→ What to do: Extract the records below word for word and ignore the images.

## begin

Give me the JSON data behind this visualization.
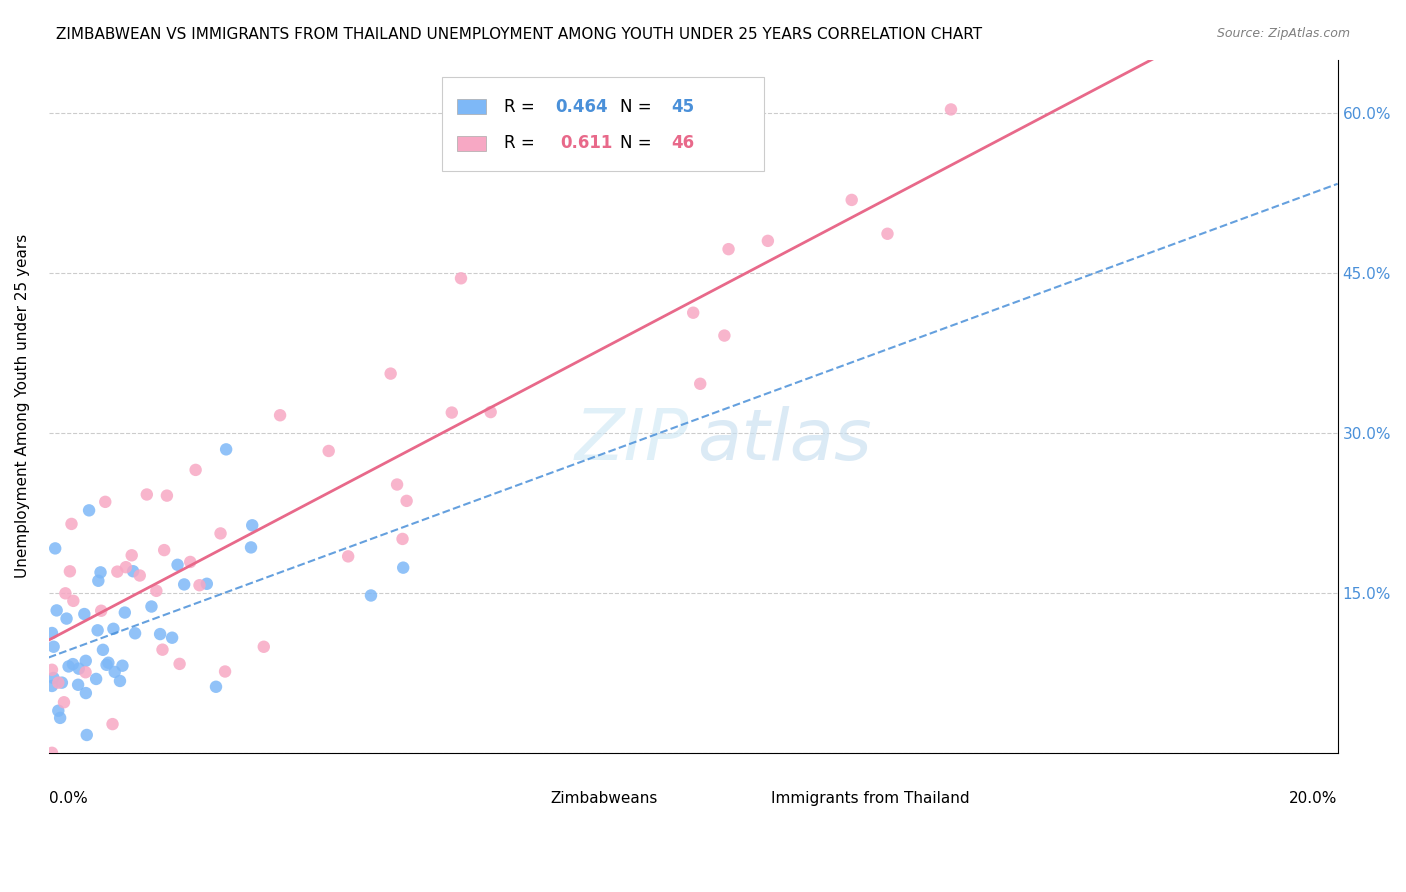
{
  "title": "ZIMBABWEAN VS IMMIGRANTS FROM THAILAND UNEMPLOYMENT AMONG YOUTH UNDER 25 YEARS CORRELATION CHART",
  "source": "Source: ZipAtlas.com",
  "ylabel": "Unemployment Among Youth under 25 years",
  "xlim": [
    0.0,
    0.2
  ],
  "ylim": [
    0.0,
    0.65
  ],
  "zim_color": "#7EB8F7",
  "thai_color": "#F7A8C4",
  "zim_line_color": "#4A90D9",
  "thai_line_color": "#E8698A",
  "zim_R": 0.464,
  "zim_N": 45,
  "thai_R": 0.611,
  "thai_N": 46,
  "y_tick_positions": [
    0.0,
    0.15,
    0.3,
    0.45,
    0.6
  ],
  "y_tick_labels": [
    "",
    "15.0%",
    "30.0%",
    "45.0%",
    "60.0%"
  ]
}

## end

→ Exercise solution:
Give me the JSON data behind this visualization.
{
  "title": "ZIMBABWEAN VS IMMIGRANTS FROM THAILAND UNEMPLOYMENT AMONG YOUTH UNDER 25 YEARS CORRELATION CHART",
  "source": "Source: ZipAtlas.com",
  "ylabel": "Unemployment Among Youth under 25 years",
  "xlim": [
    0.0,
    0.2
  ],
  "ylim": [
    0.0,
    0.65
  ],
  "zim_color": "#7EB8F7",
  "thai_color": "#F7A8C4",
  "zim_line_color": "#4A90D9",
  "thai_line_color": "#E8698A",
  "zim_R": 0.464,
  "zim_N": 45,
  "thai_R": 0.611,
  "thai_N": 46,
  "y_tick_positions": [
    0.0,
    0.15,
    0.3,
    0.45,
    0.6
  ],
  "y_tick_labels": [
    "",
    "15.0%",
    "30.0%",
    "45.0%",
    "60.0%"
  ]
}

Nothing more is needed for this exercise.